* [Exercise instructions]: Repeat all of the records verbatim.

* [Task inputs]:
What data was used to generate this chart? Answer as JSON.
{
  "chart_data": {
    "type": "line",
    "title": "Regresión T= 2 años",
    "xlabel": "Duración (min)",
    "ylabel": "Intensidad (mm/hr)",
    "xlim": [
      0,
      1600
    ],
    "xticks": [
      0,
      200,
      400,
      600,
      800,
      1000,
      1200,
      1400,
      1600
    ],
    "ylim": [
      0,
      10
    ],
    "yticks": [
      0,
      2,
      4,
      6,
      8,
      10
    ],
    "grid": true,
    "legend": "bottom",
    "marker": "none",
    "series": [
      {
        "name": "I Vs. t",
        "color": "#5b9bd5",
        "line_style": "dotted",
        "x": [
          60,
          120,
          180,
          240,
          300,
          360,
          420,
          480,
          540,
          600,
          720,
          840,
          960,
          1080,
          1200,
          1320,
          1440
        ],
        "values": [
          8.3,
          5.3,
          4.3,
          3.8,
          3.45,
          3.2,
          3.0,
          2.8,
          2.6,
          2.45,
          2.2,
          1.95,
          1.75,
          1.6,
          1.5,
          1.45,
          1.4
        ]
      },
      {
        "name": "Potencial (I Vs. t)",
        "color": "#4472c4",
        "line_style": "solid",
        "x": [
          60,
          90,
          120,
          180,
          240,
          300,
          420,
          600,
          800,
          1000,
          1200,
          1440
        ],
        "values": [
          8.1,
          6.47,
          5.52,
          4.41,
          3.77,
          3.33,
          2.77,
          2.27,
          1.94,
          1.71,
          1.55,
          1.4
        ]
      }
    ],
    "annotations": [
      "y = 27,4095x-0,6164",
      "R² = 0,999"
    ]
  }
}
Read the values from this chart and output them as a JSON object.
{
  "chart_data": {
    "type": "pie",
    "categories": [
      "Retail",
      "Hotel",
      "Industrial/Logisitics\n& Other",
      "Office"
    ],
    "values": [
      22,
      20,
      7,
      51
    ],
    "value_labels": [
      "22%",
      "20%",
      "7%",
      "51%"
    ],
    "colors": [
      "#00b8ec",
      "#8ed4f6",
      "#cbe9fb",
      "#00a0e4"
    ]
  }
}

* [Written response]:
What data was used to generate this chart? Answer as JSON.
{
  "chart_data": {
    "type": "line",
    "title": "Regresión T= 2 años",
    "xlabel": "Duración (min)",
    "ylabel": "Intensidad (mm/hr)",
    "xlim": [
      0,
      1600
    ],
    "xticks": [
      0,
      200,
      400,
      600,
      800,
      1000,
      1200,
      1400,
      1600
    ],
    "ylim": [
      0,
      10
    ],
    "yticks": [
      0,
      2,
      4,
      6,
      8,
      10
    ],
    "grid": true,
    "legend": "bottom",
    "marker": "none",
    "series": [
      {
        "name": "I Vs. t",
        "color": "#5b9bd5",
        "line_style": "dotted",
        "x": [
          60,
          120,
          180,
          240,
          300,
          360,
          420,
          480,
          540,
          600,
          720,
          840,
          960,
          1080,
          1200,
          1320,
          1440
        ],
        "values": [
          8.3,
          5.3,
          4.3,
          3.8,
          3.45,
          3.2,
          3.0,
          2.8,
          2.6,
          2.45,
          2.2,
          1.95,
          1.75,
          1.6,
          1.5,
          1.45,
          1.4
        ]
      },
      {
        "name": "Potencial (I Vs. t)",
        "color": "#4472c4",
        "line_style": "solid",
        "x": [
          60,
          90,
          120,
          180,
          240,
          300,
          420,
          600,
          800,
          1000,
          1200,
          1440
        ],
        "values": [
          8.1,
          6.47,
          5.52,
          4.41,
          3.77,
          3.33,
          2.77,
          2.27,
          1.94,
          1.71,
          1.55,
          1.4
        ]
      }
    ],
    "annotations": [
      "y = 27,4095x-0,6164",
      "R² = 0,999"
    ]
  }
}
Read the values from this chart and output them as a JSON object.
{
  "chart_data": {
    "type": "pie",
    "categories": [
      "Retail",
      "Hotel",
      "Industrial/Logisitics\n& Other",
      "Office"
    ],
    "values": [
      22,
      20,
      7,
      51
    ],
    "value_labels": [
      "22%",
      "20%",
      "7%",
      "51%"
    ],
    "colors": [
      "#00b8ec",
      "#8ed4f6",
      "#cbe9fb",
      "#00a0e4"
    ]
  }
}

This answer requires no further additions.